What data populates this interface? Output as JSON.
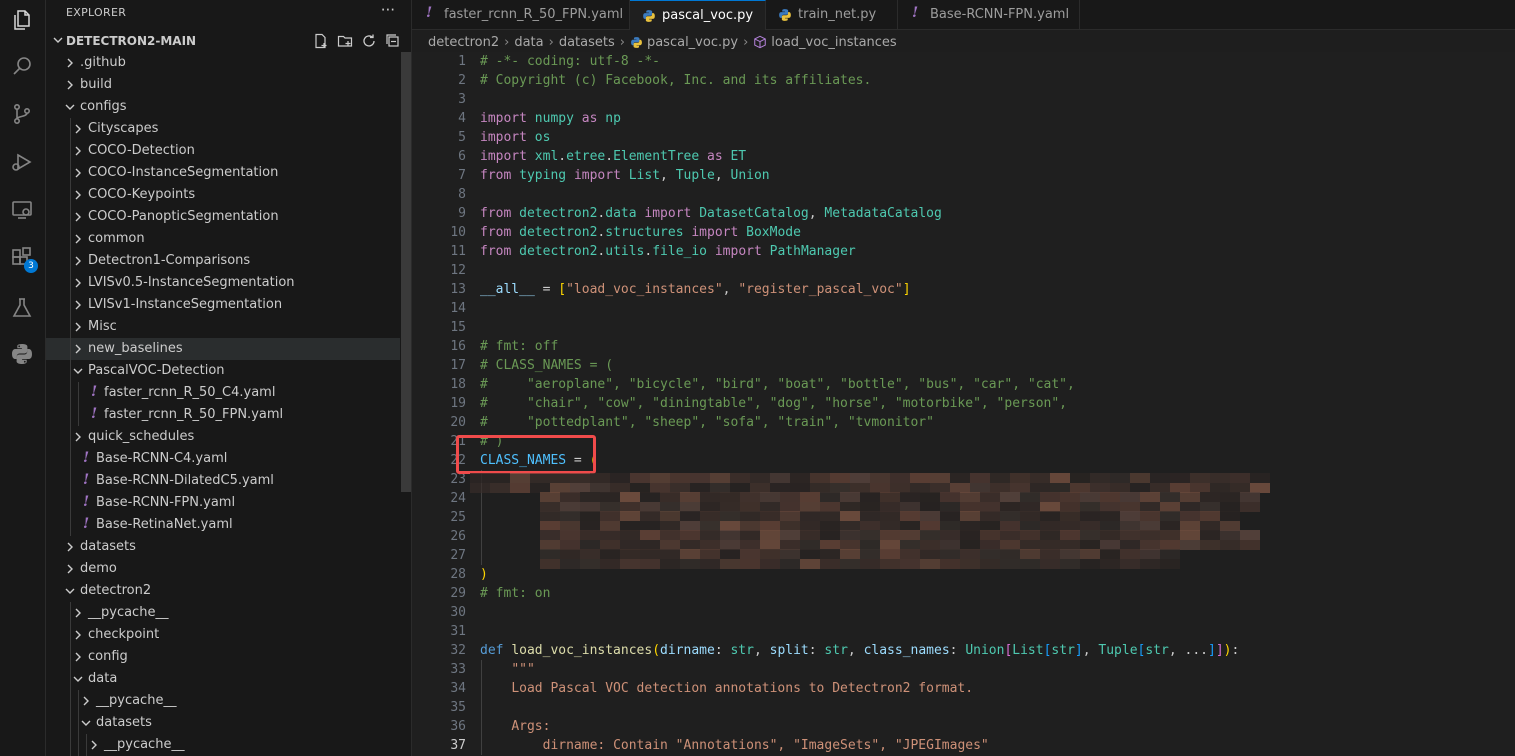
{
  "sidebar": {
    "title": "EXPLORER",
    "more": "···",
    "root": "DETECTRON2-MAIN",
    "rows": [
      {
        "label": ".github",
        "indent": 0,
        "kind": "folder",
        "open": false
      },
      {
        "label": "build",
        "indent": 0,
        "kind": "folder",
        "open": false
      },
      {
        "label": "configs",
        "indent": 0,
        "kind": "folder",
        "open": true
      },
      {
        "label": "Cityscapes",
        "indent": 1,
        "kind": "folder",
        "open": false
      },
      {
        "label": "COCO-Detection",
        "indent": 1,
        "kind": "folder",
        "open": false
      },
      {
        "label": "COCO-InstanceSegmentation",
        "indent": 1,
        "kind": "folder",
        "open": false
      },
      {
        "label": "COCO-Keypoints",
        "indent": 1,
        "kind": "folder",
        "open": false
      },
      {
        "label": "COCO-PanopticSegmentation",
        "indent": 1,
        "kind": "folder",
        "open": false
      },
      {
        "label": "common",
        "indent": 1,
        "kind": "folder",
        "open": false
      },
      {
        "label": "Detectron1-Comparisons",
        "indent": 1,
        "kind": "folder",
        "open": false
      },
      {
        "label": "LVISv0.5-InstanceSegmentation",
        "indent": 1,
        "kind": "folder",
        "open": false
      },
      {
        "label": "LVISv1-InstanceSegmentation",
        "indent": 1,
        "kind": "folder",
        "open": false
      },
      {
        "label": "Misc",
        "indent": 1,
        "kind": "folder",
        "open": false
      },
      {
        "label": "new_baselines",
        "indent": 1,
        "kind": "folder",
        "open": false,
        "selected": true
      },
      {
        "label": "PascalVOC-Detection",
        "indent": 1,
        "kind": "folder",
        "open": true
      },
      {
        "label": "faster_rcnn_R_50_C4.yaml",
        "indent": 2,
        "kind": "yaml"
      },
      {
        "label": "faster_rcnn_R_50_FPN.yaml",
        "indent": 2,
        "kind": "yaml"
      },
      {
        "label": "quick_schedules",
        "indent": 1,
        "kind": "folder",
        "open": false
      },
      {
        "label": "Base-RCNN-C4.yaml",
        "indent": 1,
        "kind": "yaml"
      },
      {
        "label": "Base-RCNN-DilatedC5.yaml",
        "indent": 1,
        "kind": "yaml"
      },
      {
        "label": "Base-RCNN-FPN.yaml",
        "indent": 1,
        "kind": "yaml"
      },
      {
        "label": "Base-RetinaNet.yaml",
        "indent": 1,
        "kind": "yaml"
      },
      {
        "label": "datasets",
        "indent": 0,
        "kind": "folder",
        "open": false
      },
      {
        "label": "demo",
        "indent": 0,
        "kind": "folder",
        "open": false
      },
      {
        "label": "detectron2",
        "indent": 0,
        "kind": "folder",
        "open": true
      },
      {
        "label": "__pycache__",
        "indent": 1,
        "kind": "folder",
        "open": false
      },
      {
        "label": "checkpoint",
        "indent": 1,
        "kind": "folder",
        "open": false
      },
      {
        "label": "config",
        "indent": 1,
        "kind": "folder",
        "open": false
      },
      {
        "label": "data",
        "indent": 1,
        "kind": "folder",
        "open": true
      },
      {
        "label": "__pycache__",
        "indent": 2,
        "kind": "folder",
        "open": false
      },
      {
        "label": "datasets",
        "indent": 2,
        "kind": "folder",
        "open": true
      },
      {
        "label": "__pycache__",
        "indent": 3,
        "kind": "folder",
        "open": false
      }
    ]
  },
  "activity": {
    "extensions_badge": "3",
    "icons": [
      "files-icon",
      "search-icon",
      "source-control-icon",
      "run-debug-icon",
      "remote-explorer-icon",
      "extensions-icon",
      "testing-icon",
      "python-icon"
    ]
  },
  "tabs": [
    {
      "label": "faster_rcnn_R_50_FPN.yaml",
      "kind": "yaml",
      "active": false
    },
    {
      "label": "pascal_voc.py",
      "kind": "python",
      "active": true
    },
    {
      "label": "train_net.py",
      "kind": "python",
      "active": false
    },
    {
      "label": "Base-RCNN-FPN.yaml",
      "kind": "yaml",
      "active": false
    }
  ],
  "breadcrumb": {
    "parts": [
      "detectron2",
      "data",
      "datasets"
    ],
    "file": "pascal_voc.py",
    "symbol": "load_voc_instances"
  },
  "editor": {
    "current_line": 37,
    "lines": [
      {
        "n": "1",
        "tokens": [
          [
            "c",
            "# -*- coding: utf-8 -*-"
          ]
        ]
      },
      {
        "n": "2",
        "tokens": [
          [
            "c",
            "# Copyright (c) Facebook, Inc. and its affiliates."
          ]
        ]
      },
      {
        "n": "3",
        "tokens": []
      },
      {
        "n": "4",
        "tokens": [
          [
            "kc",
            "import"
          ],
          [
            "",
            " "
          ],
          [
            "cls",
            "numpy"
          ],
          [
            "",
            " "
          ],
          [
            "kc",
            "as"
          ],
          [
            "",
            " "
          ],
          [
            "cls",
            "np"
          ]
        ]
      },
      {
        "n": "5",
        "tokens": [
          [
            "kc",
            "import"
          ],
          [
            "",
            " "
          ],
          [
            "cls",
            "os"
          ]
        ]
      },
      {
        "n": "6",
        "tokens": [
          [
            "kc",
            "import"
          ],
          [
            "",
            " "
          ],
          [
            "cls",
            "xml"
          ],
          [
            "",
            "."
          ],
          [
            "cls",
            "etree"
          ],
          [
            "",
            "."
          ],
          [
            "cls",
            "ElementTree"
          ],
          [
            "",
            " "
          ],
          [
            "kc",
            "as"
          ],
          [
            "",
            " "
          ],
          [
            "cls",
            "ET"
          ]
        ]
      },
      {
        "n": "7",
        "tokens": [
          [
            "kc",
            "from"
          ],
          [
            "",
            " "
          ],
          [
            "cls",
            "typing"
          ],
          [
            "",
            " "
          ],
          [
            "kc",
            "import"
          ],
          [
            "",
            " "
          ],
          [
            "cls",
            "List"
          ],
          [
            "",
            ", "
          ],
          [
            "cls",
            "Tuple"
          ],
          [
            "",
            ", "
          ],
          [
            "cls",
            "Union"
          ]
        ]
      },
      {
        "n": "8",
        "tokens": []
      },
      {
        "n": "9",
        "tokens": [
          [
            "kc",
            "from"
          ],
          [
            "",
            " "
          ],
          [
            "cls",
            "detectron2"
          ],
          [
            "",
            "."
          ],
          [
            "cls",
            "data"
          ],
          [
            "",
            " "
          ],
          [
            "kc",
            "import"
          ],
          [
            "",
            " "
          ],
          [
            "cls",
            "DatasetCatalog"
          ],
          [
            "",
            ", "
          ],
          [
            "cls",
            "MetadataCatalog"
          ]
        ]
      },
      {
        "n": "10",
        "tokens": [
          [
            "kc",
            "from"
          ],
          [
            "",
            " "
          ],
          [
            "cls",
            "detectron2"
          ],
          [
            "",
            "."
          ],
          [
            "cls",
            "structures"
          ],
          [
            "",
            " "
          ],
          [
            "kc",
            "import"
          ],
          [
            "",
            " "
          ],
          [
            "cls",
            "BoxMode"
          ]
        ]
      },
      {
        "n": "11",
        "tokens": [
          [
            "kc",
            "from"
          ],
          [
            "",
            " "
          ],
          [
            "cls",
            "detectron2"
          ],
          [
            "",
            "."
          ],
          [
            "cls",
            "utils"
          ],
          [
            "",
            "."
          ],
          [
            "cls",
            "file_io"
          ],
          [
            "",
            " "
          ],
          [
            "kc",
            "import"
          ],
          [
            "",
            " "
          ],
          [
            "cls",
            "PathManager"
          ]
        ]
      },
      {
        "n": "12",
        "tokens": []
      },
      {
        "n": "13",
        "tokens": [
          [
            "v",
            "__all__"
          ],
          [
            "",
            " = "
          ],
          [
            "br1",
            "["
          ],
          [
            "s",
            "\"load_voc_instances\""
          ],
          [
            "",
            ", "
          ],
          [
            "s",
            "\"register_pascal_voc\""
          ],
          [
            "br1",
            "]"
          ]
        ]
      },
      {
        "n": "14",
        "tokens": []
      },
      {
        "n": "15",
        "tokens": []
      },
      {
        "n": "16",
        "tokens": [
          [
            "c",
            "# fmt: off"
          ]
        ]
      },
      {
        "n": "17",
        "tokens": [
          [
            "c",
            "# CLASS_NAMES = ("
          ]
        ]
      },
      {
        "n": "18",
        "tokens": [
          [
            "c",
            "#     \"aeroplane\", \"bicycle\", \"bird\", \"boat\", \"bottle\", \"bus\", \"car\", \"cat\","
          ]
        ]
      },
      {
        "n": "19",
        "tokens": [
          [
            "c",
            "#     \"chair\", \"cow\", \"diningtable\", \"dog\", \"horse\", \"motorbike\", \"person\","
          ]
        ]
      },
      {
        "n": "20",
        "tokens": [
          [
            "c",
            "#     \"pottedplant\", \"sheep\", \"sofa\", \"train\", \"tvmonitor\""
          ]
        ]
      },
      {
        "n": "21",
        "tokens": [
          [
            "c",
            "# )"
          ]
        ]
      },
      {
        "n": "22",
        "tokens": [
          [
            "cn",
            "CLASS_NAMES"
          ],
          [
            "",
            " = "
          ],
          [
            "br1",
            "("
          ]
        ]
      },
      {
        "n": "23",
        "tokens": []
      },
      {
        "n": "24",
        "tokens": []
      },
      {
        "n": "25",
        "tokens": []
      },
      {
        "n": "26",
        "tokens": []
      },
      {
        "n": "27",
        "tokens": []
      },
      {
        "n": "28",
        "tokens": [
          [
            "br1",
            ")"
          ]
        ]
      },
      {
        "n": "29",
        "tokens": [
          [
            "c",
            "# fmt: on"
          ]
        ]
      },
      {
        "n": "30",
        "tokens": []
      },
      {
        "n": "31",
        "tokens": []
      },
      {
        "n": "32",
        "tokens": [
          [
            "k",
            "def"
          ],
          [
            "",
            " "
          ],
          [
            "f",
            "load_voc_instances"
          ],
          [
            "br1",
            "("
          ],
          [
            "v",
            "dirname"
          ],
          [
            "",
            ": "
          ],
          [
            "cls",
            "str"
          ],
          [
            "",
            ", "
          ],
          [
            "v",
            "split"
          ],
          [
            "",
            ": "
          ],
          [
            "cls",
            "str"
          ],
          [
            "",
            ", "
          ],
          [
            "v",
            "class_names"
          ],
          [
            "",
            ": "
          ],
          [
            "cls",
            "Union"
          ],
          [
            "br2",
            "["
          ],
          [
            "cls",
            "List"
          ],
          [
            "br3",
            "["
          ],
          [
            "cls",
            "str"
          ],
          [
            "br3",
            "]"
          ],
          [
            "",
            ", "
          ],
          [
            "cls",
            "Tuple"
          ],
          [
            "br3",
            "["
          ],
          [
            "cls",
            "str"
          ],
          [
            "",
            ", ..."
          ],
          [
            "br3",
            "]"
          ],
          [
            "br2",
            "]"
          ],
          [
            "br1",
            ")"
          ],
          [
            "",
            ":"
          ]
        ]
      },
      {
        "n": "33",
        "tokens": [
          [
            "",
            "    "
          ],
          [
            "s",
            "\"\"\""
          ]
        ]
      },
      {
        "n": "34",
        "tokens": [
          [
            "",
            "    "
          ],
          [
            "s",
            "Load Pascal VOC detection annotations to Detectron2 format."
          ]
        ]
      },
      {
        "n": "35",
        "tokens": []
      },
      {
        "n": "36",
        "tokens": [
          [
            "",
            "    "
          ],
          [
            "s",
            "Args:"
          ]
        ]
      },
      {
        "n": "37",
        "tokens": [
          [
            "",
            "        "
          ],
          [
            "s",
            "dirname: Contain \"Annotations\", \"ImageSets\", \"JPEGImages\""
          ]
        ]
      }
    ]
  }
}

···

# [Requirement]
Each line that has the word "COCO" should be copied.

# [Expected answer]
        "label": "COCO-Detection",
        "label": "COCO-InstanceSegmentation",
        "label": "COCO-Keypoints",
        "label": "COCO-PanopticSegmentation",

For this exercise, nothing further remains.